GIVEN INFORMATION section start
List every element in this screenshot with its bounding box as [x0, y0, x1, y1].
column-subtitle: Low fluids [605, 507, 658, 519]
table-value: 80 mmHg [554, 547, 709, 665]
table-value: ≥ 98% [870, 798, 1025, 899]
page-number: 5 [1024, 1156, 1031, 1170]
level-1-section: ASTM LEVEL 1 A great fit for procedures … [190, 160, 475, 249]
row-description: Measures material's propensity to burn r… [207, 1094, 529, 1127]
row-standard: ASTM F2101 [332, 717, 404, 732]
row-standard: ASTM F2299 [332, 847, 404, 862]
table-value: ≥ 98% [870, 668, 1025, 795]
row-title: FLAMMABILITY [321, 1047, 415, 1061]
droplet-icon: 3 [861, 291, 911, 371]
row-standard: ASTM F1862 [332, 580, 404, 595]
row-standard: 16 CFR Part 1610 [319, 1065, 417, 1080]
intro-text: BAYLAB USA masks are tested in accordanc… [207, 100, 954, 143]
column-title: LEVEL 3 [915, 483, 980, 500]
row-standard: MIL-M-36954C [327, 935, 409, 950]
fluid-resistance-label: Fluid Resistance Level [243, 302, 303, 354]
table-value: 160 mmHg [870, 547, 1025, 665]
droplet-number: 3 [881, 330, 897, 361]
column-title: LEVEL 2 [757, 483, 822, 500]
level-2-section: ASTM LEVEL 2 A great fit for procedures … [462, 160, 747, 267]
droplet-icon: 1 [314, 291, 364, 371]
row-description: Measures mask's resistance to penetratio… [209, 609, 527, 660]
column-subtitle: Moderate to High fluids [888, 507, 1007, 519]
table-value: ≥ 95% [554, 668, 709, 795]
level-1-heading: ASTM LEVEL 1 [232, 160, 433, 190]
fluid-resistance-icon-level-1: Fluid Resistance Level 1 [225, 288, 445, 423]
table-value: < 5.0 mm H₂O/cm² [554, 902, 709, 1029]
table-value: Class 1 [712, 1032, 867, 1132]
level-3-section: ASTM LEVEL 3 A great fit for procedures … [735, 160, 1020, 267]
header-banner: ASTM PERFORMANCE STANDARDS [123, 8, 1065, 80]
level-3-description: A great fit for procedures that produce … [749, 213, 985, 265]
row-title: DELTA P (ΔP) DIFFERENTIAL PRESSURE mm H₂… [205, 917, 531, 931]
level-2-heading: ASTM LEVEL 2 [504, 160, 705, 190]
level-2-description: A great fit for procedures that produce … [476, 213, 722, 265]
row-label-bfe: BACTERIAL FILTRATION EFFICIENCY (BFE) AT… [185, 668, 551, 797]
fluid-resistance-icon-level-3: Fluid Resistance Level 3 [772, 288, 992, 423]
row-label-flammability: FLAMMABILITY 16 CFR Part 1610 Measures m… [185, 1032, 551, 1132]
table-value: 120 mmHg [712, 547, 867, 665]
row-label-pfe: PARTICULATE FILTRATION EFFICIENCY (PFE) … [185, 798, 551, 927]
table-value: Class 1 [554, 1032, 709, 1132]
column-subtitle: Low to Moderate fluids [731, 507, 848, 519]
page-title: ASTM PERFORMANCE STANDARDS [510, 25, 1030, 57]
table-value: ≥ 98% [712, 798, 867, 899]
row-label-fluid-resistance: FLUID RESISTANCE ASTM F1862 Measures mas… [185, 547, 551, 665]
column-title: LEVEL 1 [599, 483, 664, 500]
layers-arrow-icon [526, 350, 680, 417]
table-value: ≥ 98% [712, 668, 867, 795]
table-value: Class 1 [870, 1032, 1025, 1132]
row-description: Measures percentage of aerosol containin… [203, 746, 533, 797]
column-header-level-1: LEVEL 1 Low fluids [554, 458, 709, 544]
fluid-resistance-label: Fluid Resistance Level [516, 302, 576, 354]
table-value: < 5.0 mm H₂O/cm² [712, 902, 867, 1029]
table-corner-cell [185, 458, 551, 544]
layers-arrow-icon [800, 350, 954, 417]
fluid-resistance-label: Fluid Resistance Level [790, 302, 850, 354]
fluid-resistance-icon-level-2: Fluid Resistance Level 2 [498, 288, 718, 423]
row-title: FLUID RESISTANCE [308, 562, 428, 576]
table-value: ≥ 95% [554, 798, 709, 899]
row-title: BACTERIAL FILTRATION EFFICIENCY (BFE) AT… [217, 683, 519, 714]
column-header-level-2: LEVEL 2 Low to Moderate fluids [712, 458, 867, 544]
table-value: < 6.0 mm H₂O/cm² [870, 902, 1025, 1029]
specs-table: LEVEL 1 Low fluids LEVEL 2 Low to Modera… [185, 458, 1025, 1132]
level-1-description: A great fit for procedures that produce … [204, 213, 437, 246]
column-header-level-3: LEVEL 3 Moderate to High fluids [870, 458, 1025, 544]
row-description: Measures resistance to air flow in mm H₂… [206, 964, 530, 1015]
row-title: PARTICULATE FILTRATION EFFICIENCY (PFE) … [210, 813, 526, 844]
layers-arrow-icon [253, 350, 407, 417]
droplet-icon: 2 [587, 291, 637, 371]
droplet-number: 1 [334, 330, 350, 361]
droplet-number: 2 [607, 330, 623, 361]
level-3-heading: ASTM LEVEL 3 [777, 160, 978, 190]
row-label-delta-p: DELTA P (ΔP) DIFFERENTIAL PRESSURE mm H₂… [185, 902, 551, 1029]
GIVEN INFORMATION section end
| EXERCISE DETAILS |
Reproduce every record above, word for word.

| RESULT OF THIS EXERCISE |
List every element in this screenshot with its bounding box as [x0, y0, x1, y1].
column-subtitle: Low fluids [605, 507, 658, 519]
table-value: 80 mmHg [554, 547, 709, 665]
table-value: ≥ 98% [870, 798, 1025, 899]
page-number: 5 [1024, 1156, 1031, 1170]
level-1-section: ASTM LEVEL 1 A great fit for procedures … [190, 160, 475, 249]
row-description: Measures material's propensity to burn r… [207, 1094, 529, 1127]
row-standard: ASTM F2101 [332, 717, 404, 732]
row-standard: ASTM F2299 [332, 847, 404, 862]
table-value: ≥ 98% [870, 668, 1025, 795]
row-title: FLAMMABILITY [321, 1047, 415, 1061]
droplet-icon: 3 [861, 291, 911, 371]
row-standard: ASTM F1862 [332, 580, 404, 595]
row-standard: 16 CFR Part 1610 [319, 1065, 417, 1080]
intro-text: BAYLAB USA masks are tested in accordanc… [207, 100, 954, 143]
column-title: LEVEL 3 [915, 483, 980, 500]
row-standard: MIL-M-36954C [327, 935, 409, 950]
fluid-resistance-label: Fluid Resistance Level [243, 302, 303, 354]
table-value: 160 mmHg [870, 547, 1025, 665]
droplet-number: 3 [881, 330, 897, 361]
column-title: LEVEL 2 [757, 483, 822, 500]
level-2-section: ASTM LEVEL 2 A great fit for procedures … [462, 160, 747, 267]
droplet-icon: 1 [314, 291, 364, 371]
row-description: Measures mask's resistance to penetratio… [209, 609, 527, 660]
column-subtitle: Moderate to High fluids [888, 507, 1007, 519]
table-value: ≥ 95% [554, 668, 709, 795]
level-1-heading: ASTM LEVEL 1 [232, 160, 433, 190]
fluid-resistance-icon-level-1: Fluid Resistance Level 1 [225, 288, 445, 423]
table-value: < 5.0 mm H₂O/cm² [554, 902, 709, 1029]
table-value: Class 1 [712, 1032, 867, 1132]
level-3-section: ASTM LEVEL 3 A great fit for procedures … [735, 160, 1020, 267]
header-banner: ASTM PERFORMANCE STANDARDS [123, 8, 1065, 80]
level-3-description: A great fit for procedures that produce … [749, 213, 985, 265]
row-title: DELTA P (ΔP) DIFFERENTIAL PRESSURE mm H₂… [205, 917, 531, 931]
level-2-heading: ASTM LEVEL 2 [504, 160, 705, 190]
level-2-description: A great fit for procedures that produce … [476, 213, 722, 265]
row-label-bfe: BACTERIAL FILTRATION EFFICIENCY (BFE) AT… [185, 668, 551, 797]
fluid-resistance-icon-level-3: Fluid Resistance Level 3 [772, 288, 992, 423]
row-label-flammability: FLAMMABILITY 16 CFR Part 1610 Measures m… [185, 1032, 551, 1132]
table-value: 120 mmHg [712, 547, 867, 665]
row-label-pfe: PARTICULATE FILTRATION EFFICIENCY (PFE) … [185, 798, 551, 927]
table-value: Class 1 [554, 1032, 709, 1132]
column-subtitle: Low to Moderate fluids [731, 507, 848, 519]
page-title: ASTM PERFORMANCE STANDARDS [510, 25, 1030, 57]
table-value: ≥ 98% [712, 798, 867, 899]
row-label-fluid-resistance: FLUID RESISTANCE ASTM F1862 Measures mas… [185, 547, 551, 665]
column-title: LEVEL 1 [599, 483, 664, 500]
layers-arrow-icon [526, 350, 680, 417]
table-value: ≥ 98% [712, 668, 867, 795]
table-value: Class 1 [870, 1032, 1025, 1132]
row-description: Measures percentage of aerosol containin… [203, 746, 533, 797]
column-header-level-1: LEVEL 1 Low fluids [554, 458, 709, 544]
fluid-resistance-label: Fluid Resistance Level [516, 302, 576, 354]
table-value: < 5.0 mm H₂O/cm² [712, 902, 867, 1029]
table-corner-cell [185, 458, 551, 544]
layers-arrow-icon [800, 350, 954, 417]
fluid-resistance-label: Fluid Resistance Level [790, 302, 850, 354]
fluid-resistance-icon-level-2: Fluid Resistance Level 2 [498, 288, 718, 423]
row-title: FLUID RESISTANCE [308, 562, 428, 576]
table-value: ≥ 95% [554, 798, 709, 899]
row-title: BACTERIAL FILTRATION EFFICIENCY (BFE) AT… [217, 683, 519, 714]
column-header-level-2: LEVEL 2 Low to Moderate fluids [712, 458, 867, 544]
table-value: < 6.0 mm H₂O/cm² [870, 902, 1025, 1029]
specs-table: LEVEL 1 Low fluids LEVEL 2 Low to Modera… [185, 458, 1025, 1132]
level-1-description: A great fit for procedures that produce … [204, 213, 437, 246]
column-header-level-3: LEVEL 3 Moderate to High fluids [870, 458, 1025, 544]
row-description: Measures resistance to air flow in mm H₂… [206, 964, 530, 1015]
row-title: PARTICULATE FILTRATION EFFICIENCY (PFE) … [210, 813, 526, 844]
layers-arrow-icon [253, 350, 407, 417]
droplet-icon: 2 [587, 291, 637, 371]
droplet-number: 1 [334, 330, 350, 361]
droplet-number: 2 [607, 330, 623, 361]
level-3-heading: ASTM LEVEL 3 [777, 160, 978, 190]
row-label-delta-p: DELTA P (ΔP) DIFFERENTIAL PRESSURE mm H₂… [185, 902, 551, 1029]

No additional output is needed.